_Short exercise:_ Find the lines of data that contain the string "中证鹏元整理", then list them.

## BEGIN Dataset rows

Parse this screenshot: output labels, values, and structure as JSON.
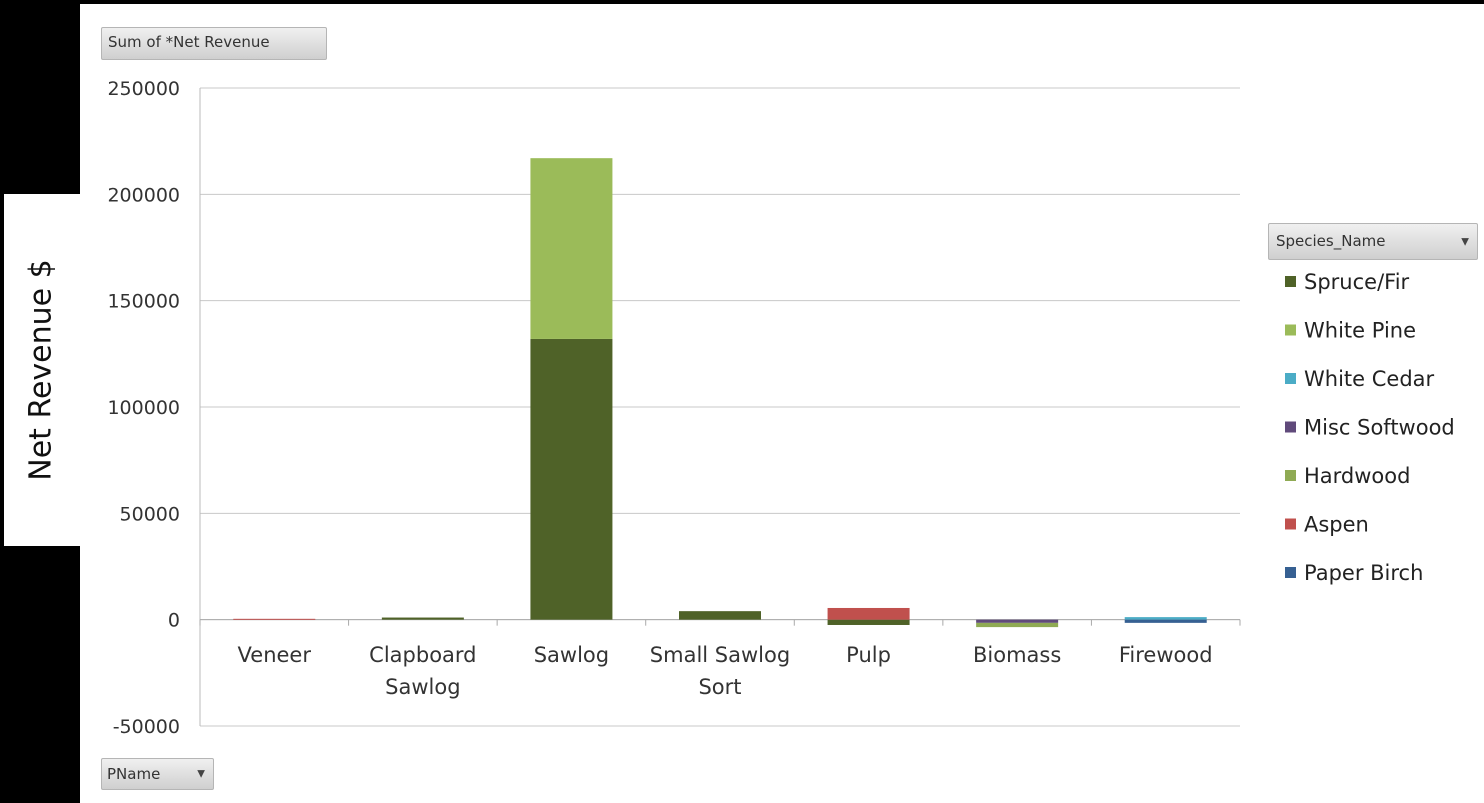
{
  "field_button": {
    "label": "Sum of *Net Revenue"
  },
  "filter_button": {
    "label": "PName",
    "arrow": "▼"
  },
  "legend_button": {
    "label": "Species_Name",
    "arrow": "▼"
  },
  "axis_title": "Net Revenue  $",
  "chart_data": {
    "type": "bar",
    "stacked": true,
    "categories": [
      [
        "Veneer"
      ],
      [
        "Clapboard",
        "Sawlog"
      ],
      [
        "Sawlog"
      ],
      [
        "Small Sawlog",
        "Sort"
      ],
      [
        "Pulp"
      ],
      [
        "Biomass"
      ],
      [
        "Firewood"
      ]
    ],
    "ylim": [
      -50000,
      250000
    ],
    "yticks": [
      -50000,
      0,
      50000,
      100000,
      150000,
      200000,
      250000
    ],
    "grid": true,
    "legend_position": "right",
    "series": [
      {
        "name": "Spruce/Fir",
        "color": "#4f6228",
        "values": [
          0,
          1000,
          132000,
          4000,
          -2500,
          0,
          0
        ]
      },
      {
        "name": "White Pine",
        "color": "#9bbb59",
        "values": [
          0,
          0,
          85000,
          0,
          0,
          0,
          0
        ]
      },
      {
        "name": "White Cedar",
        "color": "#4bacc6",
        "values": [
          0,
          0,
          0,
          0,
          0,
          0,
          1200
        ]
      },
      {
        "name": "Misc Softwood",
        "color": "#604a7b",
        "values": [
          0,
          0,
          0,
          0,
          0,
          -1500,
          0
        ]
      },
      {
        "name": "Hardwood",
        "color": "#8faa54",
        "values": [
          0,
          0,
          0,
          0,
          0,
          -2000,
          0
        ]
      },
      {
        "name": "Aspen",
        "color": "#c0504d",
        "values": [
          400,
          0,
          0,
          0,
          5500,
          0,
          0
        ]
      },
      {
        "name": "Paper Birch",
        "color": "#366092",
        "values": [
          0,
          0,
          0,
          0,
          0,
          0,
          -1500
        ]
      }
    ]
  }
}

## END Dataset rows
## BEGIN Dataset rows

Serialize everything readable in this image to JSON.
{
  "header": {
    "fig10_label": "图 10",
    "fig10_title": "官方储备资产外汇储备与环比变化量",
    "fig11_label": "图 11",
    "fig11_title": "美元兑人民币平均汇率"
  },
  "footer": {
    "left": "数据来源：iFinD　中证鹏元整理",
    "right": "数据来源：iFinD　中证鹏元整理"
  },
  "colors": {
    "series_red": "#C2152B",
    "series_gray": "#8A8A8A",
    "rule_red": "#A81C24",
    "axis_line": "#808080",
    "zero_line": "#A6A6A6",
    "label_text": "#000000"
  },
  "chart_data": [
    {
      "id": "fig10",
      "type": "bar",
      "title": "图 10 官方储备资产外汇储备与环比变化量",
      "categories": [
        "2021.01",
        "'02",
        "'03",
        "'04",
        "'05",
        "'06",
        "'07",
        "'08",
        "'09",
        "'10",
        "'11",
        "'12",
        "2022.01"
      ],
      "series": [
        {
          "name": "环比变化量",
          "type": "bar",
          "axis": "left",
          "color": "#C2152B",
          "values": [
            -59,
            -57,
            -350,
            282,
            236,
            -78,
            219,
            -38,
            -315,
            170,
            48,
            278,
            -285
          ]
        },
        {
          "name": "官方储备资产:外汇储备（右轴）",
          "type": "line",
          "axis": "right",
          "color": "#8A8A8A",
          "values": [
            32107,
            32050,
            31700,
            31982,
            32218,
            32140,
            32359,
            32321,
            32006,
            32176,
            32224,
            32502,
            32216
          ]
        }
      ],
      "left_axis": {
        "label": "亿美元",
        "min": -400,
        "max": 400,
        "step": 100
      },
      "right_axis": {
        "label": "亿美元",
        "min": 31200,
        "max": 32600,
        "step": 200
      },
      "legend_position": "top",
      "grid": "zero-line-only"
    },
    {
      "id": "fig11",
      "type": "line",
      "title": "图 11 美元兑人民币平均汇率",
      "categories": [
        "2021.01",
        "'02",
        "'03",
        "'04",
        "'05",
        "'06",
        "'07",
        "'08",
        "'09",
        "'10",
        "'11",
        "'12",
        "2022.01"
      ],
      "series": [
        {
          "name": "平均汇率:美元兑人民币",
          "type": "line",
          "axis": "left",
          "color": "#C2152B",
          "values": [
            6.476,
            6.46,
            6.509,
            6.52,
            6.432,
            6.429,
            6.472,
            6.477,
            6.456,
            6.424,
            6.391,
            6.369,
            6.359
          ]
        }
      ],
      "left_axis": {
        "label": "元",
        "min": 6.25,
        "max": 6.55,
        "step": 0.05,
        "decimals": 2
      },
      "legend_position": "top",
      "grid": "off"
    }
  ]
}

## END Dataset rows

_Answer in full:_
    "left": "数据来源：iFinD　中证鹏元整理",
    "right": "数据来源：iFinD　中证鹏元整理"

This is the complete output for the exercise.